Problem details - Assemble all lines in which the string "left" appears.

Supplied material -
* * * *
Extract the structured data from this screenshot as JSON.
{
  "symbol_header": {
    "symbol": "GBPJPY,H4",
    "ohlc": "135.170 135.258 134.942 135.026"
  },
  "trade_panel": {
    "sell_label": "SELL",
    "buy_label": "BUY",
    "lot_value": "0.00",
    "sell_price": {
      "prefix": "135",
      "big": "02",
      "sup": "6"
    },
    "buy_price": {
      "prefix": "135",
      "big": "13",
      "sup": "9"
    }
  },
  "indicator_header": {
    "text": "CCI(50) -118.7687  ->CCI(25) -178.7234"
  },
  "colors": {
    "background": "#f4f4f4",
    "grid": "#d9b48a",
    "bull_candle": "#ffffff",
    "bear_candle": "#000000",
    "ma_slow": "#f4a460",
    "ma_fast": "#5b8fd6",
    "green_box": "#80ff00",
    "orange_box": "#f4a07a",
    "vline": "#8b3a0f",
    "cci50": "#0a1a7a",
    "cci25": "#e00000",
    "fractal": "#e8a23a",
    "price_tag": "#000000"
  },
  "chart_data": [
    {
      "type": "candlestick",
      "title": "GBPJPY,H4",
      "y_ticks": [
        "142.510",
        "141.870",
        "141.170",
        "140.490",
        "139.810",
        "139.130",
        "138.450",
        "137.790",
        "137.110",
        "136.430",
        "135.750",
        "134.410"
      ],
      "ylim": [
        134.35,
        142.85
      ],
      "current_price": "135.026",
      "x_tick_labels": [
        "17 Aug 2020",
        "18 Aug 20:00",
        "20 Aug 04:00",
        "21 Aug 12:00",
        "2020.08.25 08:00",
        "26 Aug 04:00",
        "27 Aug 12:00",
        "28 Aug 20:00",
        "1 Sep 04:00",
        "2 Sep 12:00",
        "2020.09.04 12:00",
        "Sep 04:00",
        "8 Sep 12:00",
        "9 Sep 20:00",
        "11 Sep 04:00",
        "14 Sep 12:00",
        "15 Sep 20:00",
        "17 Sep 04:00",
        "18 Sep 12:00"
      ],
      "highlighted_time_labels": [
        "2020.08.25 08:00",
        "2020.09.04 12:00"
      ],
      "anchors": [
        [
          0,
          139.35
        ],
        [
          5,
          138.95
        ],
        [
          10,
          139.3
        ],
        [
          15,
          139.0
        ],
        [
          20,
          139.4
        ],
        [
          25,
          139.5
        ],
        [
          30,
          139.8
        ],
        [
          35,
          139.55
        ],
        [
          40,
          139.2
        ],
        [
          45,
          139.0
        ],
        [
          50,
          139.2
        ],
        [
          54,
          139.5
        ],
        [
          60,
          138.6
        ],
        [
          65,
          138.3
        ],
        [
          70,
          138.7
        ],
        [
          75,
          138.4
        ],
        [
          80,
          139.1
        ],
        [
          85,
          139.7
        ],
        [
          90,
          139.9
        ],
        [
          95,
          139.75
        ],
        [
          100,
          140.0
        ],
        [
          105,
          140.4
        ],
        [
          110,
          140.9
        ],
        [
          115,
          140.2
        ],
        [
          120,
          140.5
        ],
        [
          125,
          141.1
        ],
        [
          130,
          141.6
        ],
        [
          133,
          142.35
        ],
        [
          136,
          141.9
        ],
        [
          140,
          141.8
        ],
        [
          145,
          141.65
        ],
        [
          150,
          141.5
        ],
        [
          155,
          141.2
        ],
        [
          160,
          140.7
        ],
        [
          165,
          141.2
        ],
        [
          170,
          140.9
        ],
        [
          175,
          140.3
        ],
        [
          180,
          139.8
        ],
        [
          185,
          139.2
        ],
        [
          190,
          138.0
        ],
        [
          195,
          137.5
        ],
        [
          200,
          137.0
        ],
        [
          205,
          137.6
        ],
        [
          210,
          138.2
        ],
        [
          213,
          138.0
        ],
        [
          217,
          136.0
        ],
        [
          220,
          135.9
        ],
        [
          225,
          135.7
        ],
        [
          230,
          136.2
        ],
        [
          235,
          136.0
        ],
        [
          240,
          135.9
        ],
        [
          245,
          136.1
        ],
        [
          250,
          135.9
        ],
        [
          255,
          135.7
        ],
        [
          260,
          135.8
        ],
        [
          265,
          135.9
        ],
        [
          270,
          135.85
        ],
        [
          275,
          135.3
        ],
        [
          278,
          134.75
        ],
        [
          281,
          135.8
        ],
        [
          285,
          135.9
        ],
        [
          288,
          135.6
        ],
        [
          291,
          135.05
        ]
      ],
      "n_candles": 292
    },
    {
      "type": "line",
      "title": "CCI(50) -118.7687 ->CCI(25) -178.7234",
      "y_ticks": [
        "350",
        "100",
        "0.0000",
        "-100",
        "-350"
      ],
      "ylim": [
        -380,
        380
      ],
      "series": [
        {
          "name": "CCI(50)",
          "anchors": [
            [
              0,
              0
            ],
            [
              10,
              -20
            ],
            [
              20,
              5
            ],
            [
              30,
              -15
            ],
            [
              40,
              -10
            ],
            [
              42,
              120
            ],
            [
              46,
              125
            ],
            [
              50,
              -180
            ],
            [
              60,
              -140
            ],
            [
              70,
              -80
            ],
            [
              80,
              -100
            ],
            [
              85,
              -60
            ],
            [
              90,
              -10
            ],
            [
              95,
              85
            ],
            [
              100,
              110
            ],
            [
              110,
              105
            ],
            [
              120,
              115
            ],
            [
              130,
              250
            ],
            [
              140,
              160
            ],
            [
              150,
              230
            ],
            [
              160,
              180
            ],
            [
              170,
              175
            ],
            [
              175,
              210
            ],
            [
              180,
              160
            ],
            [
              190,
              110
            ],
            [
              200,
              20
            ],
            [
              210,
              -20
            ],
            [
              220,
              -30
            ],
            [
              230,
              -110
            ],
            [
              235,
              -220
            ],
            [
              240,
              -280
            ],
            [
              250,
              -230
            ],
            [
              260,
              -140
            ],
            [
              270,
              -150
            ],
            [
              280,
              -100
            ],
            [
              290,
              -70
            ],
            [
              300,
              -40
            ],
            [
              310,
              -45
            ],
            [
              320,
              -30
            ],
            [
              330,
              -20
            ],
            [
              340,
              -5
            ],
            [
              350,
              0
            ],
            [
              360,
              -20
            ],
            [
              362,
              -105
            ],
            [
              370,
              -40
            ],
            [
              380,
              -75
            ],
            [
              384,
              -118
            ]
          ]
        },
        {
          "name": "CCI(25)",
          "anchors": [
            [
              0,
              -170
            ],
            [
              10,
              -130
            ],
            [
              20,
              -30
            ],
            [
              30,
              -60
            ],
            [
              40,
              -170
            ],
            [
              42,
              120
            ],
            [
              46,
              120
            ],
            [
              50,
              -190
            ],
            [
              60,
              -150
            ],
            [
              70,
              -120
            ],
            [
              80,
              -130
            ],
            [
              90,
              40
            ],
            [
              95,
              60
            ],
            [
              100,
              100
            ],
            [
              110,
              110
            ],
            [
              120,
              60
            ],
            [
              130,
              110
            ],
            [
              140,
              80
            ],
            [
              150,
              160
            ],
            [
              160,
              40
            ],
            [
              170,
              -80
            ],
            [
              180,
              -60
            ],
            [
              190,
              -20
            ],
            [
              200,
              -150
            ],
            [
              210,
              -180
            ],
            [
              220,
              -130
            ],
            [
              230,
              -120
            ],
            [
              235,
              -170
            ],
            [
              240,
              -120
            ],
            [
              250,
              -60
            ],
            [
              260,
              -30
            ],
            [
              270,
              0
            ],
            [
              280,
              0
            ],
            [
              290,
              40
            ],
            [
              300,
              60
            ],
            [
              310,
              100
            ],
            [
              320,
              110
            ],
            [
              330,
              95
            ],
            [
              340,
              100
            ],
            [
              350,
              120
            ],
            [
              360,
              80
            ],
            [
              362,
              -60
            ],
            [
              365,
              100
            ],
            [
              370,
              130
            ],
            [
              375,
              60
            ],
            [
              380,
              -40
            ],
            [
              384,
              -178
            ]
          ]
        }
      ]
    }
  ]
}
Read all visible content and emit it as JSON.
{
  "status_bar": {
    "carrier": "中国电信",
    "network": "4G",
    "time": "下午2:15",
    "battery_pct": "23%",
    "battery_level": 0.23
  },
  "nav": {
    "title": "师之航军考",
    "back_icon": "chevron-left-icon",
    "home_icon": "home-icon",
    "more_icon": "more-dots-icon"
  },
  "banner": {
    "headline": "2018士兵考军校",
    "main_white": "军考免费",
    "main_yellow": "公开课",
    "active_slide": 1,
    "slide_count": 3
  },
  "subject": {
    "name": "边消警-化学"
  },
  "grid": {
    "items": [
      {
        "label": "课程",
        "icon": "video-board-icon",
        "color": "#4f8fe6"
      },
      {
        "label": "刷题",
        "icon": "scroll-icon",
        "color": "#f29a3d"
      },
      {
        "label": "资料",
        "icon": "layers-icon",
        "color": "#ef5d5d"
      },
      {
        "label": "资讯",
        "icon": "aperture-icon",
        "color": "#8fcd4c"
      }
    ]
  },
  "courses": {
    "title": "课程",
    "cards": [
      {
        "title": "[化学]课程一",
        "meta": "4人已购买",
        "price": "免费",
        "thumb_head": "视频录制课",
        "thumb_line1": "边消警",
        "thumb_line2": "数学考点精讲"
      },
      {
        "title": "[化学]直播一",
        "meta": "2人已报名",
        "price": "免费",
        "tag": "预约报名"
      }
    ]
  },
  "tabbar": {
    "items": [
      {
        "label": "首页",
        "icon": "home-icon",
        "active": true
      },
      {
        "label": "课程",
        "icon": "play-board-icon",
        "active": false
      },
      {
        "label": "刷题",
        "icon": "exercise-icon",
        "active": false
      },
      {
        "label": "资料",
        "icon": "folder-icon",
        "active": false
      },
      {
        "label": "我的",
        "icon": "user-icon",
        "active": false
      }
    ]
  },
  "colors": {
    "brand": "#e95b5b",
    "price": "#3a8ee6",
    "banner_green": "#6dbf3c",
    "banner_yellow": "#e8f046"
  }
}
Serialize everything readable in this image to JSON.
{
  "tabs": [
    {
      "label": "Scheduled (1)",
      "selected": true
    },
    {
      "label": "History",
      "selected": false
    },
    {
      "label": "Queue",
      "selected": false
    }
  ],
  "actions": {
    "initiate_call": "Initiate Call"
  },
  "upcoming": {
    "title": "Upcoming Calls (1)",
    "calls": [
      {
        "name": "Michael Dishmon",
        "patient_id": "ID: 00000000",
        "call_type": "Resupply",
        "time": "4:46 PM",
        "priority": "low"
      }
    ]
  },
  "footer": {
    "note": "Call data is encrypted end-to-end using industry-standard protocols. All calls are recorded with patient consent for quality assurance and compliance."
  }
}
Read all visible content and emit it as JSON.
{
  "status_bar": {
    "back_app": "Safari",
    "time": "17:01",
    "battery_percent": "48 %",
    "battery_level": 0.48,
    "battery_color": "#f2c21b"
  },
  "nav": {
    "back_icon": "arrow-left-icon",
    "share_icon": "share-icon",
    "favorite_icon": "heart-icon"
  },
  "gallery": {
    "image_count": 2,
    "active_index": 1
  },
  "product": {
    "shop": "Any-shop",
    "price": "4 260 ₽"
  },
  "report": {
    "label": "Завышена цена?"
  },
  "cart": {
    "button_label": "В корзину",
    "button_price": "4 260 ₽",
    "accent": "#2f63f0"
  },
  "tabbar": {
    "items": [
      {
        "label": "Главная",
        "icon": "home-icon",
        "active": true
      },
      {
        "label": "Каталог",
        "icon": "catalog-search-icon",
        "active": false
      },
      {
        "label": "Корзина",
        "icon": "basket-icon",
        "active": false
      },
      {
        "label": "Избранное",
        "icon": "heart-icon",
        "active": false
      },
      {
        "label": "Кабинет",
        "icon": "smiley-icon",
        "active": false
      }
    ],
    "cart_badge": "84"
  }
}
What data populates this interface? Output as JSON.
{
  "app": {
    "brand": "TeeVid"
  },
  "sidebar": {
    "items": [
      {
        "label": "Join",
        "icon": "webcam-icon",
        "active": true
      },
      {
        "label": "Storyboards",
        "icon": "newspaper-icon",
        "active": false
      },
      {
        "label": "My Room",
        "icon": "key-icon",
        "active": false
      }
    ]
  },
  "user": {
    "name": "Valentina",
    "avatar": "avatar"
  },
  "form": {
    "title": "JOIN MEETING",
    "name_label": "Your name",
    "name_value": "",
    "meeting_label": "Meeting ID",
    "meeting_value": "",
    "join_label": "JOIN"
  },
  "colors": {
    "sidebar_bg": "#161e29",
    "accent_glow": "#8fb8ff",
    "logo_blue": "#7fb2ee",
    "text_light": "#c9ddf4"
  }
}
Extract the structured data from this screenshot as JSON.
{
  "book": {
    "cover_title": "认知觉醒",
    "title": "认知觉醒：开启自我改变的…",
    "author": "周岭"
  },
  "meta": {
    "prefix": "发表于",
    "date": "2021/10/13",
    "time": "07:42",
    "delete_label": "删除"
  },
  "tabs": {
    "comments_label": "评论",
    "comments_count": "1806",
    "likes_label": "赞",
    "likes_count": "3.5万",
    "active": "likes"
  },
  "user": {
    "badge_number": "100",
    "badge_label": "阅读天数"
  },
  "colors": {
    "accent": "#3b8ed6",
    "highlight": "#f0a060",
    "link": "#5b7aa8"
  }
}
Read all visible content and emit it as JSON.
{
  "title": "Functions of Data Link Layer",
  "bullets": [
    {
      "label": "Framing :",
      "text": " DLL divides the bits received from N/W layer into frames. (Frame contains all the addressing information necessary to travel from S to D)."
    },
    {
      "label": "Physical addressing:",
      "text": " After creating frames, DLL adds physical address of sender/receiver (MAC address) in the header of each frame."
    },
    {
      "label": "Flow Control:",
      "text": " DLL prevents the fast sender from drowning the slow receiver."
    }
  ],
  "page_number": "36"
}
* * * *
Written response -
    "back_icon": "chevron-left-icon",
    "back_icon": "arrow-left-icon",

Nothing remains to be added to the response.